**GIVEN TASK**
Exactly reproduce the lines beginning with the line that includes "What does this" and ending with the last line of the data.

**INFORMATION SUPPLIED**
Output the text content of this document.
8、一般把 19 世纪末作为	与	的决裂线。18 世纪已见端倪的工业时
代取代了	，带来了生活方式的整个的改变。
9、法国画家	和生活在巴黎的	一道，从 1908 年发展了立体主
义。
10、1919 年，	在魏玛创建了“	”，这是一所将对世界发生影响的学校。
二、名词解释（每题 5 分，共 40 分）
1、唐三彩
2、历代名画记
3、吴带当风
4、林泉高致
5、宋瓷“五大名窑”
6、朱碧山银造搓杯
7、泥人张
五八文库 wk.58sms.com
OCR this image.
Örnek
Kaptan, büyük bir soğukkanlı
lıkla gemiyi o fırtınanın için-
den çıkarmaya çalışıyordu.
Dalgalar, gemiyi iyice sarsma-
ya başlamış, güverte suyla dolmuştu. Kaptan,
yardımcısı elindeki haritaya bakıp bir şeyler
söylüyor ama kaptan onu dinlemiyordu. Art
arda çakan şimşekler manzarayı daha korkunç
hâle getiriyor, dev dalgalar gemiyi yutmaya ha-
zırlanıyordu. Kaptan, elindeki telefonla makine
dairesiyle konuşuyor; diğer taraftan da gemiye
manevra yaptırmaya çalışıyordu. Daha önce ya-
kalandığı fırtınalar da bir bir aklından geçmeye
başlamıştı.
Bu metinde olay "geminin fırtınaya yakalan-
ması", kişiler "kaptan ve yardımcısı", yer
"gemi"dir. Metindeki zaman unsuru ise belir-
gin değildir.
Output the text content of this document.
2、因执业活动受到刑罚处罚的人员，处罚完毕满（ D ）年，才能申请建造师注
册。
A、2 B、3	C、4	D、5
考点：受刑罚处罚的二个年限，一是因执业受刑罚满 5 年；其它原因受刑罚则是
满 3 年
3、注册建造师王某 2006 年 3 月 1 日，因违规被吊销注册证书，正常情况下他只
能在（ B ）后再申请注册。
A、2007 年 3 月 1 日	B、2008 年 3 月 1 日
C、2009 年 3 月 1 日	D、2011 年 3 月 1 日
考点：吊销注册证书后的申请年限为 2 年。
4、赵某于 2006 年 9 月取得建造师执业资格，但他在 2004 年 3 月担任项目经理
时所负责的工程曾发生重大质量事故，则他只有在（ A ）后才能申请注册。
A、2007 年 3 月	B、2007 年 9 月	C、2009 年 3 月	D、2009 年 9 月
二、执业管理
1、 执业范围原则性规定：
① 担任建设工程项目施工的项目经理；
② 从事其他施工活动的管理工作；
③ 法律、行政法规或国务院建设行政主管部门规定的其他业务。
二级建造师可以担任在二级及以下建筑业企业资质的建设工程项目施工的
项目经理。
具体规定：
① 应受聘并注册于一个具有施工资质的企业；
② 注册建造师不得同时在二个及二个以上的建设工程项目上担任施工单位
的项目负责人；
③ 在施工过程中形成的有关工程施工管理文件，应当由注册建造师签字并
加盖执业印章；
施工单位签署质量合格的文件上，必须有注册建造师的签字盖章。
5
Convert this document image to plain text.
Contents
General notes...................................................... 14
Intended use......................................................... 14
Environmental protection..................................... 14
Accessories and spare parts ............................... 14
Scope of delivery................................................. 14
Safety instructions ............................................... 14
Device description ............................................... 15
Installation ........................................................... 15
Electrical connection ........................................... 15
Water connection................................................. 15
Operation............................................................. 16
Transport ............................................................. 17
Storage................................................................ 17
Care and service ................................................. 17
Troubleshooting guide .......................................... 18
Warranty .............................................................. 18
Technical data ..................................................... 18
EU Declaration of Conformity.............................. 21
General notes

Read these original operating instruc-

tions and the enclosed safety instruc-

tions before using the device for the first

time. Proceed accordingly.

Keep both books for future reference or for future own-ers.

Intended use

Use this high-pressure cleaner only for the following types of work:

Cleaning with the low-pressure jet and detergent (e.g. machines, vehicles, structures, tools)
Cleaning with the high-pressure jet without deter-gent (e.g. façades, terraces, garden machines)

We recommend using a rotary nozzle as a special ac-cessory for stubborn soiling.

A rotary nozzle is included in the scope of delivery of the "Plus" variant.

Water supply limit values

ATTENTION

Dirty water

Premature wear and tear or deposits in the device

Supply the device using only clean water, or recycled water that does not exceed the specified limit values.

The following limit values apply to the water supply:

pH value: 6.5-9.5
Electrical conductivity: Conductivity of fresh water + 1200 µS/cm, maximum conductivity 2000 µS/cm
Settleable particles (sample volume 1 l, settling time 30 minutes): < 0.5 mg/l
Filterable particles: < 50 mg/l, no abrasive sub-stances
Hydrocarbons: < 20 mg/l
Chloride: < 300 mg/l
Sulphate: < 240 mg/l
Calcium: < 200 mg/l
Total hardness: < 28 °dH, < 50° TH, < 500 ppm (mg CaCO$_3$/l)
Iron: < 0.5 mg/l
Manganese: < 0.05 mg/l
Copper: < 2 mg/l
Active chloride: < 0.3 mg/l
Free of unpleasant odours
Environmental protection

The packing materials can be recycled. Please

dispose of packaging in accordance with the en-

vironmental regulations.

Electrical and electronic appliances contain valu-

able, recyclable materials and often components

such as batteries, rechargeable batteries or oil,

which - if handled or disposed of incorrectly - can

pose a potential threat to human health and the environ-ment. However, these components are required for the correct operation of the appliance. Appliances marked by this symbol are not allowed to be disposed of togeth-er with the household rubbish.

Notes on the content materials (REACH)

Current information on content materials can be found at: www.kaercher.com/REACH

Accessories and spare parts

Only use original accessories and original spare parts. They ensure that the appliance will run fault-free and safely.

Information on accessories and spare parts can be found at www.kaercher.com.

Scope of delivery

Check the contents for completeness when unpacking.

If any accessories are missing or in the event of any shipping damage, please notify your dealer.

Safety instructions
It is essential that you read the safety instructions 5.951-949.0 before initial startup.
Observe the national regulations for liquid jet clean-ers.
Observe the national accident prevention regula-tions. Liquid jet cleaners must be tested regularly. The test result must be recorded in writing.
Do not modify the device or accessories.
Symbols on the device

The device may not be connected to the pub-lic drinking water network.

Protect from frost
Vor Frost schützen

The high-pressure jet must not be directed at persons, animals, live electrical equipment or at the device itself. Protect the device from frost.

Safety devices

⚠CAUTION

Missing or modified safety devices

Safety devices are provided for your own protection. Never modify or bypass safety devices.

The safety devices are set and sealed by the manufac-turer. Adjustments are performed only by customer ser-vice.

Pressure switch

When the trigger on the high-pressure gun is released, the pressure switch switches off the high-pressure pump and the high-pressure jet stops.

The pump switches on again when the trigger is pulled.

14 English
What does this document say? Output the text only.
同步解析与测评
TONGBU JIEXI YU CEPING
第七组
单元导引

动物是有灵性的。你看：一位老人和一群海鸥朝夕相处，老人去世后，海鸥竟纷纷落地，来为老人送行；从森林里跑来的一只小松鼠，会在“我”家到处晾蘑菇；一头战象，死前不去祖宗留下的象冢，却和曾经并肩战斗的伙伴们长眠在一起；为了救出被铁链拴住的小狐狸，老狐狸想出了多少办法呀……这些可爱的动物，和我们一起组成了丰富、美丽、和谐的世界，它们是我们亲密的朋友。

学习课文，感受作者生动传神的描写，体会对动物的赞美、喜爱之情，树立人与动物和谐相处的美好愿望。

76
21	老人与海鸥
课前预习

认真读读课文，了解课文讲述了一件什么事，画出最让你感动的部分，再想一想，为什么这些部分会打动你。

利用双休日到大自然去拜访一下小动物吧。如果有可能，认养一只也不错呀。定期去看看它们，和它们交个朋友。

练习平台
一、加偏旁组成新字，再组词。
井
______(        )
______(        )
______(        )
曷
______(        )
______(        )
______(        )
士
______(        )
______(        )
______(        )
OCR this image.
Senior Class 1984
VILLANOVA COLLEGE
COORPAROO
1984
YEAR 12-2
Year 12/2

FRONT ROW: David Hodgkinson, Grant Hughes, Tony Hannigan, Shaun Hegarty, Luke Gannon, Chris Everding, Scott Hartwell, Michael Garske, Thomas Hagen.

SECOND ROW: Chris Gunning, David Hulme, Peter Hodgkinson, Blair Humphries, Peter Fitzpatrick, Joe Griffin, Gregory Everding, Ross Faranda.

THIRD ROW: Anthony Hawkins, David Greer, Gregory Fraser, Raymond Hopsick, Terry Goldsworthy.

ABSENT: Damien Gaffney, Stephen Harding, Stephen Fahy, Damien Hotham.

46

**SOLUTION**
What does this document say? Output the text only.
同步解析与测评
TONGBU JIEXI YU CEPING
第七组
单元导引

动物是有灵性的。你看：一位老人和一群海鸥朝夕相处，老人去世后，海鸥竟纷纷落地，来为老人送行；从森林里跑来的一只小松鼠，会在“我”家到处晾蘑菇；一头战象，死前不去祖宗留下的象冢，却和曾经并肩战斗的伙伴们长眠在一起；为了救出被铁链拴住的小狐狸，老狐狸想出了多少办法呀……这些可爱的动物，和我们一起组成了丰富、美丽、和谐的世界，它们是我们亲密的朋友。

学习课文，感受作者生动传神的描写，体会对动物的赞美、喜爱之情，树立人与动物和谐相处的美好愿望。

76
21	老人与海鸥
课前预习

认真读读课文，了解课文讲述了一件什么事，画出最让你感动的部分，再想一想，为什么这些部分会打动你。

利用双休日到大自然去拜访一下小动物吧。如果有可能，认养一只也不错呀。定期去看看它们，和它们交个朋友。

练习平台
一、加偏旁组成新字，再组词。
井
______(        )
______(        )
______(        )
曷
______(        )
______(        )
______(        )
士
______(        )
______(        )
______(        )
OCR this image.
Senior Class 1984
VILLANOVA COLLEGE
COORPAROO
1984
YEAR 12-2
Year 12/2

FRONT ROW: David Hodgkinson, Grant Hughes, Tony Hannigan, Shaun Hegarty, Luke Gannon, Chris Everding, Scott Hartwell, Michael Garske, Thomas Hagen.

SECOND ROW: Chris Gunning, David Hulme, Peter Hodgkinson, Blair Humphries, Peter Fitzpatrick, Joe Griffin, Gregory Everding, Ross Faranda.

THIRD ROW: Anthony Hawkins, David Greer, Gregory Fraser, Raymond Hopsick, Terry Goldsworthy.

ABSENT: Damien Gaffney, Stephen Harding, Stephen Fahy, Damien Hotham.

46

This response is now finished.